-- begin TASK INPUTS --
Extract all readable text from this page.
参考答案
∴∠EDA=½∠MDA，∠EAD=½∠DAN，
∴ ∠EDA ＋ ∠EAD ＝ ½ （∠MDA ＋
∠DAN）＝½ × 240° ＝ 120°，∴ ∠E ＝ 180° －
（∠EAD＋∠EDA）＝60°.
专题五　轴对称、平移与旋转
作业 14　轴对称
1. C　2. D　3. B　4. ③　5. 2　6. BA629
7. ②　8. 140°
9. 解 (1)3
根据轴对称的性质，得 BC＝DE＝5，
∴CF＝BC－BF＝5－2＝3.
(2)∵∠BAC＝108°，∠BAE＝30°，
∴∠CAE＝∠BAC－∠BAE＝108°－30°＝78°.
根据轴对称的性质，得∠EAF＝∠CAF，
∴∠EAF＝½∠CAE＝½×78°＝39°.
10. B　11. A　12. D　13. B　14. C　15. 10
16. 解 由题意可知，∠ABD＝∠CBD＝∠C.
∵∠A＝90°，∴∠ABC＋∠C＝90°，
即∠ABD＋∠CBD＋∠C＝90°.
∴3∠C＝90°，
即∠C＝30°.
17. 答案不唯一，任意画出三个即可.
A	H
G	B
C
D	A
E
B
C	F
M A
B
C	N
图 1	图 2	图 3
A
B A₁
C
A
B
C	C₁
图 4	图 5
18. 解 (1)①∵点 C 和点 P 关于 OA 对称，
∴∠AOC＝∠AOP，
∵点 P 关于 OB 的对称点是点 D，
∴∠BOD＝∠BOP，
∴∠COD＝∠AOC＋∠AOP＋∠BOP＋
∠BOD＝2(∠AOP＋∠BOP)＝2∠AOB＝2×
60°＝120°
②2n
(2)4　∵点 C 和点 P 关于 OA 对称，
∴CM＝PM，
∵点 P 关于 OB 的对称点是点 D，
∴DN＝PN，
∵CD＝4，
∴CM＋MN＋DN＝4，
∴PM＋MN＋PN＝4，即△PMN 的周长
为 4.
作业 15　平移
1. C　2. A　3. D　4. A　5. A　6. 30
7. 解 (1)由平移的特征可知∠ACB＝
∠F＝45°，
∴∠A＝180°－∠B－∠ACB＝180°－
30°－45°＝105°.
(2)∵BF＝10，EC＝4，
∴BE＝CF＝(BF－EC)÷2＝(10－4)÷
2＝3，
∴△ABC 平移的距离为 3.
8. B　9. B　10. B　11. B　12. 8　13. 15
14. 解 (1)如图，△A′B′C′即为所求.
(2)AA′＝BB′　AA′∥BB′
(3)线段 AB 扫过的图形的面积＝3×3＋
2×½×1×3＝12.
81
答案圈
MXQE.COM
-- end TASK INPUTS --
THE TASK:
The records above should all be quoted exactly, please.

OUTPUT BELOW:
Extract all readable text from this page.
参考答案
∴∠EDA=½∠MDA，∠EAD=½∠DAN，
∴ ∠EDA ＋ ∠EAD ＝ ½ （∠MDA ＋
∠DAN）＝½ × 240° ＝ 120°，∴ ∠E ＝ 180° －
（∠EAD＋∠EDA）＝60°.
专题五　轴对称、平移与旋转
作业 14　轴对称
1. C　2. D　3. B　4. ③　5. 2　6. BA629
7. ②　8. 140°
9. 解 (1)3
根据轴对称的性质，得 BC＝DE＝5，
∴CF＝BC－BF＝5－2＝3.
(2)∵∠BAC＝108°，∠BAE＝30°，
∴∠CAE＝∠BAC－∠BAE＝108°－30°＝78°.
根据轴对称的性质，得∠EAF＝∠CAF，
∴∠EAF＝½∠CAE＝½×78°＝39°.
10. B　11. A　12. D　13. B　14. C　15. 10
16. 解 由题意可知，∠ABD＝∠CBD＝∠C.
∵∠A＝90°，∴∠ABC＋∠C＝90°，
即∠ABD＋∠CBD＋∠C＝90°.
∴3∠C＝90°，
即∠C＝30°.
17. 答案不唯一，任意画出三个即可.
A	H
G	B
C
D	A
E
B
C	F
M A
B
C	N
图 1	图 2	图 3
A
B A₁
C
A
B
C	C₁
图 4	图 5
18. 解 (1)①∵点 C 和点 P 关于 OA 对称，
∴∠AOC＝∠AOP，
∵点 P 关于 OB 的对称点是点 D，
∴∠BOD＝∠BOP，
∴∠COD＝∠AOC＋∠AOP＋∠BOP＋
∠BOD＝2(∠AOP＋∠BOP)＝2∠AOB＝2×
60°＝120°
②2n
(2)4　∵点 C 和点 P 关于 OA 对称，
∴CM＝PM，
∵点 P 关于 OB 的对称点是点 D，
∴DN＝PN，
∵CD＝4，
∴CM＋MN＋DN＝4，
∴PM＋MN＋PN＝4，即△PMN 的周长
为 4.
作业 15　平移
1. C　2. A　3. D　4. A　5. A　6. 30
7. 解 (1)由平移的特征可知∠ACB＝
∠F＝45°，
∴∠A＝180°－∠B－∠ACB＝180°－
30°－45°＝105°.
(2)∵BF＝10，EC＝4，
∴BE＝CF＝(BF－EC)÷2＝(10－4)÷
2＝3，
∴△ABC 平移的距离为 3.
8. B　9. B　10. B　11. B　12. 8　13. 15
14. 解 (1)如图，△A′B′C′即为所求.
(2)AA′＝BB′　AA′∥BB′
(3)线段 AB 扫过的图形的面积＝3×3＋
2×½×1×3＝12.
81
答案圈
MXQE.COM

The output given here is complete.